▶ _Excerpted records_
* * * *

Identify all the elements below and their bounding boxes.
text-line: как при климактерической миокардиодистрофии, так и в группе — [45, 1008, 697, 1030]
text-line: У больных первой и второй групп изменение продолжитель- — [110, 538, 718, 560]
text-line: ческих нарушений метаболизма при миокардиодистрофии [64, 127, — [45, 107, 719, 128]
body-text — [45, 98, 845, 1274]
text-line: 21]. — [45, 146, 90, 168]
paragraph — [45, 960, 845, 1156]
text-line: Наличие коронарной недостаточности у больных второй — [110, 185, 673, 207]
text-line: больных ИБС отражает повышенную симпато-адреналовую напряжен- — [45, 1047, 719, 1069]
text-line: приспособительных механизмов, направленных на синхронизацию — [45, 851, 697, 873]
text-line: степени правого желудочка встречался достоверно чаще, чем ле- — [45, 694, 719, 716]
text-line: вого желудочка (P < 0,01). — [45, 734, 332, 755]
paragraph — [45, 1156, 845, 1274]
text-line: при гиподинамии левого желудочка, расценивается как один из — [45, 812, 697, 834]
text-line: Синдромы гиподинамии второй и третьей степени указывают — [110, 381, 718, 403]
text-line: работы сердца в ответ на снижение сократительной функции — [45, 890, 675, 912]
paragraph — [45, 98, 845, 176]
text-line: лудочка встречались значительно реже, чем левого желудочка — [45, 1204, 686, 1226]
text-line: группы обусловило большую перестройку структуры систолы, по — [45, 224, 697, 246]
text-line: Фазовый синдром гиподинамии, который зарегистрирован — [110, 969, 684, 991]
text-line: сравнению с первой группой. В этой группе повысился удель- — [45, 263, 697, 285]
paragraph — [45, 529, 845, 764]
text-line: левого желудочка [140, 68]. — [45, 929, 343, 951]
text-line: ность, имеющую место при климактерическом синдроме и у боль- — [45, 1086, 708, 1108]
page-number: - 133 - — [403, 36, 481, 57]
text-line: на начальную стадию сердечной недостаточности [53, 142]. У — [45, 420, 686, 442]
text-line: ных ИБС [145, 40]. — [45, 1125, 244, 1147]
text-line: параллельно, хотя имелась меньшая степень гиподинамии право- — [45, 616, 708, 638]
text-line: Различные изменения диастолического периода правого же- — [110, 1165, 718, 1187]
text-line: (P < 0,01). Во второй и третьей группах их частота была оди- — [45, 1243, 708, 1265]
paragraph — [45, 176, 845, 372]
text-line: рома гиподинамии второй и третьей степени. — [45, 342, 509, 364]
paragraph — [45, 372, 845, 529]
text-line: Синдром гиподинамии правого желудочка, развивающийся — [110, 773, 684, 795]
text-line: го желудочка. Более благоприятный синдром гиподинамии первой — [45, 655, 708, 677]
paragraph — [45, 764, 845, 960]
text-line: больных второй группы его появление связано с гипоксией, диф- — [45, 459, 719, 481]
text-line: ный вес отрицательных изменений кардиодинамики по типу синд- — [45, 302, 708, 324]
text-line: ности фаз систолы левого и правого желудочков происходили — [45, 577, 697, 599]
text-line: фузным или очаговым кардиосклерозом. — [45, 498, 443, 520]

* * * *

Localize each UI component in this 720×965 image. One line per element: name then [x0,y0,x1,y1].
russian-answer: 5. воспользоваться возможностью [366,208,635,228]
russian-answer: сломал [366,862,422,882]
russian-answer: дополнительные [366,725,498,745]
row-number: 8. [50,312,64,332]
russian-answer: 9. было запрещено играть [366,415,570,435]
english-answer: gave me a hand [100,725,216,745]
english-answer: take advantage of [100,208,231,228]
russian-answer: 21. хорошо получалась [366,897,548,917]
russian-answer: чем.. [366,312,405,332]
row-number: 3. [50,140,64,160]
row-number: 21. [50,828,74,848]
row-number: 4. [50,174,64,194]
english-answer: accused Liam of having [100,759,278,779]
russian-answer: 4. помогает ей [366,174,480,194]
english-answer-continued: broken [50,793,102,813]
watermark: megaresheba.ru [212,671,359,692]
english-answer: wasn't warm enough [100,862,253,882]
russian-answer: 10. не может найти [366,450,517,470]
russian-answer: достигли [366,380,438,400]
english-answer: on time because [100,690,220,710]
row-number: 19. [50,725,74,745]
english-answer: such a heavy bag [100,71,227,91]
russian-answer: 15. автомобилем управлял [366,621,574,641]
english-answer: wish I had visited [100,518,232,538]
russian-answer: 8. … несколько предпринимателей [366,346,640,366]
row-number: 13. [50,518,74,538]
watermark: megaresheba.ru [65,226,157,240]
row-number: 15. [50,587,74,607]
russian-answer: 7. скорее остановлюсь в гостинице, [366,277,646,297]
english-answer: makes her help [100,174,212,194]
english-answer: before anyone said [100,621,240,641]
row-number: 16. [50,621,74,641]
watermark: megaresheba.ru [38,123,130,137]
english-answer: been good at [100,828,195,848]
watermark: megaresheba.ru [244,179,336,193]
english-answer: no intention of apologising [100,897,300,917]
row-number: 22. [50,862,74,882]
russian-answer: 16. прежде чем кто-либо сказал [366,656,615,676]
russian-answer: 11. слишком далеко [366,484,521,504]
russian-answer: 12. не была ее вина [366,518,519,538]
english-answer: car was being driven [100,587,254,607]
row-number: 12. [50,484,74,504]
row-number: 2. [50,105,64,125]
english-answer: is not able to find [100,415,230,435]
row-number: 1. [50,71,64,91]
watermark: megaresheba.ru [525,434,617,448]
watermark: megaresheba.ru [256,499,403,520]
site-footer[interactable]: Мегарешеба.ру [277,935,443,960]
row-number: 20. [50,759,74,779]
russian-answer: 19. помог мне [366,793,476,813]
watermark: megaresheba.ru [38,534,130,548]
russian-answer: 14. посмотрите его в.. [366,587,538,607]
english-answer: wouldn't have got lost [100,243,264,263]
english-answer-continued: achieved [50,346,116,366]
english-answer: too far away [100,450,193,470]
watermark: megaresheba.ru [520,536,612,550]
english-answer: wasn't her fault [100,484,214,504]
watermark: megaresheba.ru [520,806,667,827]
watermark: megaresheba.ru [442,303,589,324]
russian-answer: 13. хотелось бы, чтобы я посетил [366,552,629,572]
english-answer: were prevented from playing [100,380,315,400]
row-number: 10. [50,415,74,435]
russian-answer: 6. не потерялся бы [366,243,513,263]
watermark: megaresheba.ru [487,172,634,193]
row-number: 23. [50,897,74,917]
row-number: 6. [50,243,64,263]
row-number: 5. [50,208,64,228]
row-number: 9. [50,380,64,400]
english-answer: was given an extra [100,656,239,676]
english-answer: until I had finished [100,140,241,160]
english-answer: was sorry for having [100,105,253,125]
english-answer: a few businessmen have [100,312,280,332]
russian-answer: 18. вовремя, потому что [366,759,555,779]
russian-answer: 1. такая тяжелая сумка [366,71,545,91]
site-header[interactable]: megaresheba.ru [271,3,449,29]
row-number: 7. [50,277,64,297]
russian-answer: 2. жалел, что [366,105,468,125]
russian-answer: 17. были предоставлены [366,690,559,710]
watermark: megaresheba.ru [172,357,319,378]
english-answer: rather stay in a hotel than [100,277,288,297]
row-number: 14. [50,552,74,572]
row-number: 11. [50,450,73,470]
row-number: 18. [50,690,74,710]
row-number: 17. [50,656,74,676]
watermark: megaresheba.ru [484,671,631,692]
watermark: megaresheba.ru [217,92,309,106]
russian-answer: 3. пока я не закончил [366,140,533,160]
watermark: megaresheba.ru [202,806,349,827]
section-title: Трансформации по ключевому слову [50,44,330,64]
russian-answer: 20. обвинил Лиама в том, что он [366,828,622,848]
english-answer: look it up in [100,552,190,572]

* * * *

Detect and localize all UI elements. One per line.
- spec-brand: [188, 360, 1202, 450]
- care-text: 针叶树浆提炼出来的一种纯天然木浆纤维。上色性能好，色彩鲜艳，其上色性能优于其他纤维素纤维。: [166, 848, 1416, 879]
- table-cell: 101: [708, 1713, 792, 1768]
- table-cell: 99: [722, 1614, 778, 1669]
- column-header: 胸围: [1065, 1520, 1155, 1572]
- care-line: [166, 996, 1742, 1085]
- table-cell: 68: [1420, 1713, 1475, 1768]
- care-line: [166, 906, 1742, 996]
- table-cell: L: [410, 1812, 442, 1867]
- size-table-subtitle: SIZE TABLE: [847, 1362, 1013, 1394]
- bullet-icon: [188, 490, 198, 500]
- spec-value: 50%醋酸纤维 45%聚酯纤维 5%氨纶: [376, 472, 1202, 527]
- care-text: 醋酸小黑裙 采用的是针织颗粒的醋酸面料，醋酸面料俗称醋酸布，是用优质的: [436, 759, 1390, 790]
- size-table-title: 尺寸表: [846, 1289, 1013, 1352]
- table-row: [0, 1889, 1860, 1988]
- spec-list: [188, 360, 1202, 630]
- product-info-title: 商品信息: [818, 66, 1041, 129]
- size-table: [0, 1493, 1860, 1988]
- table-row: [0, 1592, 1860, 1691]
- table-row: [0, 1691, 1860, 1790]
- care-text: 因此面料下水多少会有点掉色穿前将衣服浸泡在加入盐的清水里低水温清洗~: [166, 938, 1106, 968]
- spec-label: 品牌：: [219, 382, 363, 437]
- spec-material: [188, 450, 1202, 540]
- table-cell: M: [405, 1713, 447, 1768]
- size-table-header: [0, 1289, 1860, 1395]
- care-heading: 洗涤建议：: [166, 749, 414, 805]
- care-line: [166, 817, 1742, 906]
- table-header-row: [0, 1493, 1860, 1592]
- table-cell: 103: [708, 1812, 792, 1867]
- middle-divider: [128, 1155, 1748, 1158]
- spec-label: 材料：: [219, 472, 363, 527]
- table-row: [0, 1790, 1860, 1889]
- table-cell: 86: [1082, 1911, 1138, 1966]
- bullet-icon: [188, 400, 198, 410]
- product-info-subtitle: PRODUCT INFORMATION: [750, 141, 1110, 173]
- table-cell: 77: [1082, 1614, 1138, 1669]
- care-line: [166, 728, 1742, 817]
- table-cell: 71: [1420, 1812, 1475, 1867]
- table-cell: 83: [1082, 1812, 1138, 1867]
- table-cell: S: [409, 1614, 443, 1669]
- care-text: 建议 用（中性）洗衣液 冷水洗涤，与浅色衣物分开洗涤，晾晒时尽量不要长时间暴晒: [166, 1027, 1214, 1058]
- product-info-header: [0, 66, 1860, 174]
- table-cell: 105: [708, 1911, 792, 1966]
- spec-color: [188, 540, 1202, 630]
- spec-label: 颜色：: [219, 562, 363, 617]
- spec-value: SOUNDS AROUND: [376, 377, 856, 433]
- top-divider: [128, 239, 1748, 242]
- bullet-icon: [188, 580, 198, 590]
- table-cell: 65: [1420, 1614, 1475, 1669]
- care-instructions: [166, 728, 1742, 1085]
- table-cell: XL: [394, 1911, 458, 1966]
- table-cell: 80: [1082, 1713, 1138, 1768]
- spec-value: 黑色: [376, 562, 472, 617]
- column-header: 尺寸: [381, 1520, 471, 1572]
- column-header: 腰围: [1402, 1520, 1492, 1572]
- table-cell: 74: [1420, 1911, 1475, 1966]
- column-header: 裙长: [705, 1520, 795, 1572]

* * * *

▶ _The problem_
Count the lines in the data above that contain the string "icon". Reply with the number alone.

▶ _Answer to this exercise_
3